AIM: Write out the records word for word, with no pictures.

========

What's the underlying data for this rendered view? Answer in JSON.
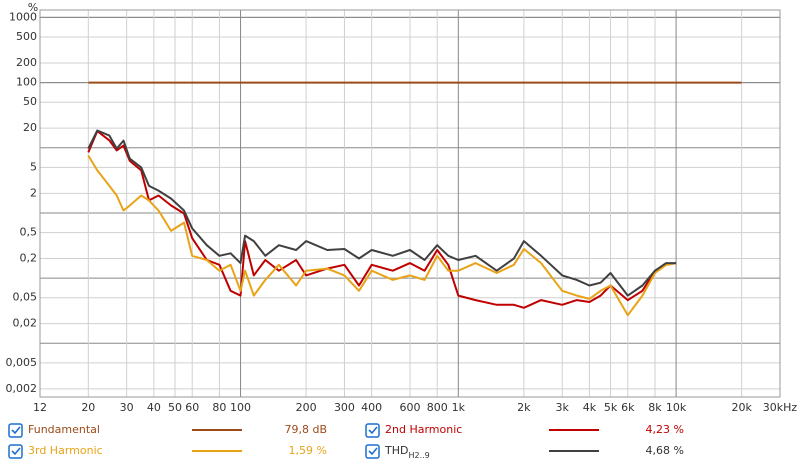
{
  "chart_data": {
    "type": "line",
    "y_unit": "%",
    "xlim": [
      12,
      30000
    ],
    "ylim": [
      0.0015,
      1300
    ],
    "log_x": true,
    "log_y": true,
    "grid": true,
    "xticks": [
      12,
      20,
      30,
      40,
      50,
      60,
      80,
      100,
      200,
      300,
      400,
      600,
      800,
      {
        "value": 1000,
        "label": "1k"
      },
      {
        "value": 2000,
        "label": "2k"
      },
      {
        "value": 3000,
        "label": "3k"
      },
      {
        "value": 4000,
        "label": "4k"
      },
      {
        "value": 5000,
        "label": "5k"
      },
      {
        "value": 6000,
        "label": "6k"
      },
      {
        "value": 8000,
        "label": "8k"
      },
      {
        "value": 10000,
        "label": "10k"
      },
      {
        "value": 20000,
        "label": "20k"
      },
      {
        "value": 30000,
        "label": "30kHz"
      }
    ],
    "yticks": [
      1000,
      500,
      200,
      100,
      50,
      20,
      5,
      2,
      {
        "value": 0.5,
        "label": "0,5"
      },
      {
        "value": 0.2,
        "label": "0,2"
      },
      {
        "value": 0.05,
        "label": "0,05"
      },
      {
        "value": 0.02,
        "label": "0,02"
      },
      {
        "value": 0.005,
        "label": "0,005"
      },
      {
        "value": 0.002,
        "label": "0,002"
      }
    ],
    "series": [
      {
        "name": "Fundamental",
        "color": "#9c4a1a",
        "legend_value": "79,8 dB",
        "x": [
          20,
          20000
        ],
        "values": [
          100,
          100
        ]
      },
      {
        "name": "2nd Harmonic",
        "color": "#c00000",
        "legend_value": "4,23 %",
        "x": [
          20,
          22,
          25,
          27,
          29,
          31,
          35,
          38,
          42,
          48,
          55,
          60,
          70,
          80,
          90,
          100,
          105,
          115,
          130,
          150,
          180,
          200,
          250,
          300,
          350,
          400,
          500,
          600,
          700,
          800,
          900,
          1000,
          1200,
          1500,
          1800,
          2000,
          2400,
          3000,
          3500,
          4000,
          4500,
          5000,
          6000,
          7000,
          8000,
          9000,
          10000
        ],
        "values": [
          8.5,
          18,
          13,
          9.1,
          10.8,
          6.3,
          4.5,
          1.56,
          1.85,
          1.3,
          0.98,
          0.41,
          0.19,
          0.16,
          0.064,
          0.054,
          0.37,
          0.11,
          0.19,
          0.13,
          0.19,
          0.11,
          0.14,
          0.16,
          0.077,
          0.16,
          0.13,
          0.17,
          0.13,
          0.27,
          0.16,
          0.054,
          0.046,
          0.039,
          0.039,
          0.035,
          0.046,
          0.039,
          0.046,
          0.043,
          0.054,
          0.077,
          0.046,
          0.064,
          0.13,
          0.16,
          0.17
        ]
      },
      {
        "name": "3rd Harmonic",
        "color": "#e8a317",
        "legend_value": "1,59 %",
        "x": [
          20,
          22,
          25,
          27,
          29,
          31,
          35,
          38,
          42,
          48,
          55,
          60,
          70,
          80,
          90,
          100,
          105,
          115,
          130,
          150,
          180,
          200,
          250,
          300,
          350,
          400,
          500,
          600,
          700,
          800,
          900,
          1000,
          1200,
          1500,
          1800,
          2000,
          2400,
          3000,
          3500,
          4000,
          4500,
          5000,
          6000,
          7000,
          8000,
          9000,
          10000
        ],
        "values": [
          7.6,
          4.5,
          2.6,
          1.85,
          1.09,
          1.3,
          1.85,
          1.56,
          1.09,
          0.53,
          0.71,
          0.22,
          0.19,
          0.13,
          0.16,
          0.064,
          0.13,
          0.054,
          0.094,
          0.16,
          0.077,
          0.13,
          0.14,
          0.11,
          0.064,
          0.13,
          0.094,
          0.11,
          0.094,
          0.22,
          0.13,
          0.13,
          0.17,
          0.12,
          0.16,
          0.28,
          0.17,
          0.064,
          0.054,
          0.048,
          0.064,
          0.077,
          0.027,
          0.054,
          0.12,
          0.16,
          0.17
        ]
      },
      {
        "name": "THD",
        "name_subscript": "H2..9",
        "color": "#404040",
        "legend_value": "4,68 %",
        "x": [
          20,
          22,
          25,
          27,
          29,
          31,
          35,
          38,
          42,
          48,
          55,
          60,
          70,
          80,
          90,
          100,
          105,
          115,
          130,
          150,
          180,
          200,
          250,
          300,
          350,
          400,
          500,
          600,
          700,
          800,
          900,
          1000,
          1200,
          1500,
          1800,
          2000,
          2400,
          3000,
          3500,
          4000,
          4500,
          5000,
          6000,
          7000,
          8000,
          9000,
          10000
        ],
        "values": [
          9.7,
          18.4,
          15.4,
          9.7,
          12.9,
          6.8,
          5.0,
          2.6,
          2.2,
          1.66,
          1.09,
          0.58,
          0.32,
          0.22,
          0.24,
          0.17,
          0.45,
          0.37,
          0.22,
          0.32,
          0.27,
          0.37,
          0.27,
          0.28,
          0.2,
          0.27,
          0.22,
          0.27,
          0.19,
          0.32,
          0.22,
          0.19,
          0.22,
          0.13,
          0.2,
          0.37,
          0.22,
          0.11,
          0.094,
          0.077,
          0.085,
          0.12,
          0.054,
          0.077,
          0.13,
          0.17,
          0.17
        ]
      }
    ]
  }
}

========

CORRECT RESULT:
What's the underlying data for this rendered view? Answer in JSON.
{
  "chart_data": {
    "type": "line",
    "y_unit": "%",
    "xlim": [
      12,
      30000
    ],
    "ylim": [
      0.0015,
      1300
    ],
    "log_x": true,
    "log_y": true,
    "grid": true,
    "xticks": [
      12,
      20,
      30,
      40,
      50,
      60,
      80,
      100,
      200,
      300,
      400,
      600,
      800,
      {
        "value": 1000,
        "label": "1k"
      },
      {
        "value": 2000,
        "label": "2k"
      },
      {
        "value": 3000,
        "label": "3k"
      },
      {
        "value": 4000,
        "label": "4k"
      },
      {
        "value": 5000,
        "label": "5k"
      },
      {
        "value": 6000,
        "label": "6k"
      },
      {
        "value": 8000,
        "label": "8k"
      },
      {
        "value": 10000,
        "label": "10k"
      },
      {
        "value": 20000,
        "label": "20k"
      },
      {
        "value": 30000,
        "label": "30kHz"
      }
    ],
    "yticks": [
      1000,
      500,
      200,
      100,
      50,
      20,
      5,
      2,
      {
        "value": 0.5,
        "label": "0,5"
      },
      {
        "value": 0.2,
        "label": "0,2"
      },
      {
        "value": 0.05,
        "label": "0,05"
      },
      {
        "value": 0.02,
        "label": "0,02"
      },
      {
        "value": 0.005,
        "label": "0,005"
      },
      {
        "value": 0.002,
        "label": "0,002"
      }
    ],
    "series": [
      {
        "name": "Fundamental",
        "color": "#9c4a1a",
        "legend_value": "79,8 dB",
        "x": [
          20,
          20000
        ],
        "values": [
          100,
          100
        ]
      },
      {
        "name": "2nd Harmonic",
        "color": "#c00000",
        "legend_value": "4,23 %",
        "x": [
          20,
          22,
          25,
          27,
          29,
          31,
          35,
          38,
          42,
          48,
          55,
          60,
          70,
          80,
          90,
          100,
          105,
          115,
          130,
          150,
          180,
          200,
          250,
          300,
          350,
          400,
          500,
          600,
          700,
          800,
          900,
          1000,
          1200,
          1500,
          1800,
          2000,
          2400,
          3000,
          3500,
          4000,
          4500,
          5000,
          6000,
          7000,
          8000,
          9000,
          10000
        ],
        "values": [
          8.5,
          18,
          13,
          9.1,
          10.8,
          6.3,
          4.5,
          1.56,
          1.85,
          1.3,
          0.98,
          0.41,
          0.19,
          0.16,
          0.064,
          0.054,
          0.37,
          0.11,
          0.19,
          0.13,
          0.19,
          0.11,
          0.14,
          0.16,
          0.077,
          0.16,
          0.13,
          0.17,
          0.13,
          0.27,
          0.16,
          0.054,
          0.046,
          0.039,
          0.039,
          0.035,
          0.046,
          0.039,
          0.046,
          0.043,
          0.054,
          0.077,
          0.046,
          0.064,
          0.13,
          0.16,
          0.17
        ]
      },
      {
        "name": "3rd Harmonic",
        "color": "#e8a317",
        "legend_value": "1,59 %",
        "x": [
          20,
          22,
          25,
          27,
          29,
          31,
          35,
          38,
          42,
          48,
          55,
          60,
          70,
          80,
          90,
          100,
          105,
          115,
          130,
          150,
          180,
          200,
          250,
          300,
          350,
          400,
          500,
          600,
          700,
          800,
          900,
          1000,
          1200,
          1500,
          1800,
          2000,
          2400,
          3000,
          3500,
          4000,
          4500,
          5000,
          6000,
          7000,
          8000,
          9000,
          10000
        ],
        "values": [
          7.6,
          4.5,
          2.6,
          1.85,
          1.09,
          1.3,
          1.85,
          1.56,
          1.09,
          0.53,
          0.71,
          0.22,
          0.19,
          0.13,
          0.16,
          0.064,
          0.13,
          0.054,
          0.094,
          0.16,
          0.077,
          0.13,
          0.14,
          0.11,
          0.064,
          0.13,
          0.094,
          0.11,
          0.094,
          0.22,
          0.13,
          0.13,
          0.17,
          0.12,
          0.16,
          0.28,
          0.17,
          0.064,
          0.054,
          0.048,
          0.064,
          0.077,
          0.027,
          0.054,
          0.12,
          0.16,
          0.17
        ]
      },
      {
        "name": "THD",
        "name_subscript": "H2..9",
        "color": "#404040",
        "legend_value": "4,68 %",
        "x": [
          20,
          22,
          25,
          27,
          29,
          31,
          35,
          38,
          42,
          48,
          55,
          60,
          70,
          80,
          90,
          100,
          105,
          115,
          130,
          150,
          180,
          200,
          250,
          300,
          350,
          400,
          500,
          600,
          700,
          800,
          900,
          1000,
          1200,
          1500,
          1800,
          2000,
          2400,
          3000,
          3500,
          4000,
          4500,
          5000,
          6000,
          7000,
          8000,
          9000,
          10000
        ],
        "values": [
          9.7,
          18.4,
          15.4,
          9.7,
          12.9,
          6.8,
          5.0,
          2.6,
          2.2,
          1.66,
          1.09,
          0.58,
          0.32,
          0.22,
          0.24,
          0.17,
          0.45,
          0.37,
          0.22,
          0.32,
          0.27,
          0.37,
          0.27,
          0.28,
          0.2,
          0.27,
          0.22,
          0.27,
          0.19,
          0.32,
          0.22,
          0.19,
          0.22,
          0.13,
          0.2,
          0.37,
          0.22,
          0.11,
          0.094,
          0.077,
          0.085,
          0.12,
          0.054,
          0.077,
          0.13,
          0.17,
          0.17
        ]
      }
    ]
  }
}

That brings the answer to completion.